◆ Task instructions
Retype the material word for word.

Dataset items:
◇ ◇ ◇
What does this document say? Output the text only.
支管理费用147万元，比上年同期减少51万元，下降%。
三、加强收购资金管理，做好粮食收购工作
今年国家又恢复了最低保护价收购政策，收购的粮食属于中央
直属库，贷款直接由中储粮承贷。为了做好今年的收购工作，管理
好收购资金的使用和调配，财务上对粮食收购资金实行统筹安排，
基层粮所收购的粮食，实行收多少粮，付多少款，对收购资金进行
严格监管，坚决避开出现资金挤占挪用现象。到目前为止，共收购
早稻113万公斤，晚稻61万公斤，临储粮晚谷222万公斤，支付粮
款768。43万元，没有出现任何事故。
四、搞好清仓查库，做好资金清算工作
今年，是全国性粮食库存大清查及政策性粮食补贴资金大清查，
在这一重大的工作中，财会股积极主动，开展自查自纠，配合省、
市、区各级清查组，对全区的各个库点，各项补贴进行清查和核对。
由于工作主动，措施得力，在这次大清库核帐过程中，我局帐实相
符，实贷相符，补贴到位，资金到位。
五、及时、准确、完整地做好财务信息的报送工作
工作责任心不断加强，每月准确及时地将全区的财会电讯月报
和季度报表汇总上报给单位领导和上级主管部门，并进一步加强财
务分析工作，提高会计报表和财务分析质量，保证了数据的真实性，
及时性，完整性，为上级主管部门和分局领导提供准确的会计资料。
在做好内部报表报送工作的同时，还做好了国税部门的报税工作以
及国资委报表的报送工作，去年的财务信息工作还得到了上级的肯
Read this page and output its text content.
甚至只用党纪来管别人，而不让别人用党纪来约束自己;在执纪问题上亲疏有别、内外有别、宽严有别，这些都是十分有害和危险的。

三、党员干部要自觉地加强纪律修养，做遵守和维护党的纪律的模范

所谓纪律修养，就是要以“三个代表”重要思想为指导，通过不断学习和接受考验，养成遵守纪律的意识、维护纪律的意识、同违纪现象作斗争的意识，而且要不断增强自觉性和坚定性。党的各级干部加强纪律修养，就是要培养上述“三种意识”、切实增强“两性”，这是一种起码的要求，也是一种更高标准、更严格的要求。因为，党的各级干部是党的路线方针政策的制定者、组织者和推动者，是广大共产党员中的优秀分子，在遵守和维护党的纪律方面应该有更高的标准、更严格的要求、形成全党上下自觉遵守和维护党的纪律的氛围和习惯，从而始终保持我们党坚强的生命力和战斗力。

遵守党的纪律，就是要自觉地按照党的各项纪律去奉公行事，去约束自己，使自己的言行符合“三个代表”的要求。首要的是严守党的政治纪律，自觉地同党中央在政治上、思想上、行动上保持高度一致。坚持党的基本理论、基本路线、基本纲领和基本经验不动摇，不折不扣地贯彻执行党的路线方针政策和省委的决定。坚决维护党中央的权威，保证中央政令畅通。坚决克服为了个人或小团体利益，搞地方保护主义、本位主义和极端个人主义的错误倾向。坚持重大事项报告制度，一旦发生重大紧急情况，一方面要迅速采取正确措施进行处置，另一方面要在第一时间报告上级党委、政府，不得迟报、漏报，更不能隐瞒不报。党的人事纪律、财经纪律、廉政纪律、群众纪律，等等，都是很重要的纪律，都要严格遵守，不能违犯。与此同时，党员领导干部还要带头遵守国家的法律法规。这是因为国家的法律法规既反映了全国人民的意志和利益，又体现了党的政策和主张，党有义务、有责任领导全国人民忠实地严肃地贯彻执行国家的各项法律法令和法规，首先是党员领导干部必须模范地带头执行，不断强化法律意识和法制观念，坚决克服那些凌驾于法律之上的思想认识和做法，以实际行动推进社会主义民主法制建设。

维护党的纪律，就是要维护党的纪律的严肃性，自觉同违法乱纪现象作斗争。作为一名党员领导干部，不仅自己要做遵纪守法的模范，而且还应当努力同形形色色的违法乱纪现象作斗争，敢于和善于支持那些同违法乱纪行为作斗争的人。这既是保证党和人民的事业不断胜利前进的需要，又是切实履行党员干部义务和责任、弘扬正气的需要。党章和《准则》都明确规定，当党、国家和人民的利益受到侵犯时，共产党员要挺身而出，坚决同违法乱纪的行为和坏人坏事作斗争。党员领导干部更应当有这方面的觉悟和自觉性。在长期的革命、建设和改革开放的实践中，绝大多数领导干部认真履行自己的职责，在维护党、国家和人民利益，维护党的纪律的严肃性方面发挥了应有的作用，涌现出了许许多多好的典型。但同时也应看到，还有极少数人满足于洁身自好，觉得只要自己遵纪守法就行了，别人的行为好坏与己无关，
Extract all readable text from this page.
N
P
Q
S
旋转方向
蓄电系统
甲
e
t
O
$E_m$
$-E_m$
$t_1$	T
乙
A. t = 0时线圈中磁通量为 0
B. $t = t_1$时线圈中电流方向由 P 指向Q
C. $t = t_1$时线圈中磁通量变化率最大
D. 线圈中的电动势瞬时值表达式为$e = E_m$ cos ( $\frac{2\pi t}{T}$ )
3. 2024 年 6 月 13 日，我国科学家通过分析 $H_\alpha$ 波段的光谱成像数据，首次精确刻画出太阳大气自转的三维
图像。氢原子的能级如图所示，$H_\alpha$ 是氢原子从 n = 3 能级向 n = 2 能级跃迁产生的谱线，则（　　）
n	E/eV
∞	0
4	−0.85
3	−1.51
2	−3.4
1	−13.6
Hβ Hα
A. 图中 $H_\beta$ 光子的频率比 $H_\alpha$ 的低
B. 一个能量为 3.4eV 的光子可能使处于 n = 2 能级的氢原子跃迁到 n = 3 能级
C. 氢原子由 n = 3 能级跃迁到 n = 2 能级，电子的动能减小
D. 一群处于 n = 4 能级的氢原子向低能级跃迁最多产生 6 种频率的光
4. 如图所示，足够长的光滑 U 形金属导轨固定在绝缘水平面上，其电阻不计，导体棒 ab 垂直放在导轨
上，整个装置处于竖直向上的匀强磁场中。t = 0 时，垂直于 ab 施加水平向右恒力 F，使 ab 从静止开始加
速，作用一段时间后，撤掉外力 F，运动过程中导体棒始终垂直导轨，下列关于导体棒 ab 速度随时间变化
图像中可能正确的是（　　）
◇ ◇ ◇
◆ Written answer
What does this document say? Output the text only.
支管理费用147万元，比上年同期减少51万元，下降%。
三、加强收购资金管理，做好粮食收购工作
今年国家又恢复了最低保护价收购政策，收购的粮食属于中央
直属库，贷款直接由中储粮承贷。为了做好今年的收购工作，管理
好收购资金的使用和调配，财务上对粮食收购资金实行统筹安排，
基层粮所收购的粮食，实行收多少粮，付多少款，对收购资金进行
严格监管，坚决避开出现资金挤占挪用现象。到目前为止，共收购
早稻113万公斤，晚稻61万公斤，临储粮晚谷222万公斤，支付粮
款768。43万元，没有出现任何事故。
四、搞好清仓查库，做好资金清算工作
今年，是全国性粮食库存大清查及政策性粮食补贴资金大清查，
在这一重大的工作中，财会股积极主动，开展自查自纠，配合省、
市、区各级清查组，对全区的各个库点，各项补贴进行清查和核对。
由于工作主动，措施得力，在这次大清库核帐过程中，我局帐实相
符，实贷相符，补贴到位，资金到位。
五、及时、准确、完整地做好财务信息的报送工作
工作责任心不断加强，每月准确及时地将全区的财会电讯月报
和季度报表汇总上报给单位领导和上级主管部门，并进一步加强财
务分析工作，提高会计报表和财务分析质量，保证了数据的真实性，
及时性，完整性，为上级主管部门和分局领导提供准确的会计资料。
在做好内部报表报送工作的同时，还做好了国税部门的报税工作以
及国资委报表的报送工作，去年的财务信息工作还得到了上级的肯
Read this page and output its text content.
甚至只用党纪来管别人，而不让别人用党纪来约束自己;在执纪问题上亲疏有别、内外有别、宽严有别，这些都是十分有害和危险的。

三、党员干部要自觉地加强纪律修养，做遵守和维护党的纪律的模范

所谓纪律修养，就是要以“三个代表”重要思想为指导，通过不断学习和接受考验，养成遵守纪律的意识、维护纪律的意识、同违纪现象作斗争的意识，而且要不断增强自觉性和坚定性。党的各级干部加强纪律修养，就是要培养上述“三种意识”、切实增强“两性”，这是一种起码的要求，也是一种更高标准、更严格的要求。因为，党的各级干部是党的路线方针政策的制定者、组织者和推动者，是广大共产党员中的优秀分子，在遵守和维护党的纪律方面应该有更高的标准、更严格的要求、形成全党上下自觉遵守和维护党的纪律的氛围和习惯，从而始终保持我们党坚强的生命力和战斗力。

遵守党的纪律，就是要自觉地按照党的各项纪律去奉公行事，去约束自己，使自己的言行符合“三个代表”的要求。首要的是严守党的政治纪律，自觉地同党中央在政治上、思想上、行动上保持高度一致。坚持党的基本理论、基本路线、基本纲领和基本经验不动摇，不折不扣地贯彻执行党的路线方针政策和省委的决定。坚决维护党中央的权威，保证中央政令畅通。坚决克服为了个人或小团体利益，搞地方保护主义、本位主义和极端个人主义的错误倾向。坚持重大事项报告制度，一旦发生重大紧急情况，一方面要迅速采取正确措施进行处置，另一方面要在第一时间报告上级党委、政府，不得迟报、漏报，更不能隐瞒不报。党的人事纪律、财经纪律、廉政纪律、群众纪律，等等，都是很重要的纪律，都要严格遵守，不能违犯。与此同时，党员领导干部还要带头遵守国家的法律法规。这是因为国家的法律法规既反映了全国人民的意志和利益，又体现了党的政策和主张，党有义务、有责任领导全国人民忠实地严肃地贯彻执行国家的各项法律法令和法规，首先是党员领导干部必须模范地带头执行，不断强化法律意识和法制观念，坚决克服那些凌驾于法律之上的思想认识和做法，以实际行动推进社会主义民主法制建设。

维护党的纪律，就是要维护党的纪律的严肃性，自觉同违法乱纪现象作斗争。作为一名党员领导干部，不仅自己要做遵纪守法的模范，而且还应当努力同形形色色的违法乱纪现象作斗争，敢于和善于支持那些同违法乱纪行为作斗争的人。这既是保证党和人民的事业不断胜利前进的需要，又是切实履行党员干部义务和责任、弘扬正气的需要。党章和《准则》都明确规定，当党、国家和人民的利益受到侵犯时，共产党员要挺身而出，坚决同违法乱纪的行为和坏人坏事作斗争。党员领导干部更应当有这方面的觉悟和自觉性。在长期的革命、建设和改革开放的实践中，绝大多数领导干部认真履行自己的职责，在维护党、国家和人民利益，维护党的纪律的严肃性方面发挥了应有的作用，涌现出了许许多多好的典型。但同时也应看到，还有极少数人满足于洁身自好，觉得只要自己遵纪守法就行了，别人的行为好坏与己无关，
Extract all readable text from this page.
N
P
Q
S
旋转方向
蓄电系统
甲
e
t
O
$E_m$
$-E_m$
$t_1$	T
乙
A. t = 0时线圈中磁通量为 0
B. $t = t_1$时线圈中电流方向由 P 指向Q
C. $t = t_1$时线圈中磁通量变化率最大
D. 线圈中的电动势瞬时值表达式为$e = E_m$ cos ( $\frac{2\pi t}{T}$ )
3. 2024 年 6 月 13 日，我国科学家通过分析 $H_\alpha$ 波段的光谱成像数据，首次精确刻画出太阳大气自转的三维
图像。氢原子的能级如图所示，$H_\alpha$ 是氢原子从 n = 3 能级向 n = 2 能级跃迁产生的谱线，则（　　）
n	E/eV
∞	0
4	−0.85
3	−1.51
2	−3.4
1	−13.6
Hβ Hα
A. 图中 $H_\beta$ 光子的频率比 $H_\alpha$ 的低
B. 一个能量为 3.4eV 的光子可能使处于 n = 2 能级的氢原子跃迁到 n = 3 能级
C. 氢原子由 n = 3 能级跃迁到 n = 2 能级，电子的动能减小
D. 一群处于 n = 4 能级的氢原子向低能级跃迁最多产生 6 种频率的光
4. 如图所示，足够长的光滑 U 形金属导轨固定在绝缘水平面上，其电阻不计，导体棒 ab 垂直放在导轨
上，整个装置处于竖直向上的匀强磁场中。t = 0 时，垂直于 ab 施加水平向右恒力 F，使 ab 从静止开始加
速，作用一段时间后，撤掉外力 F，运动过程中导体棒始终垂直导轨，下列关于导体棒 ab 速度随时间变化
图像中可能正确的是（　　）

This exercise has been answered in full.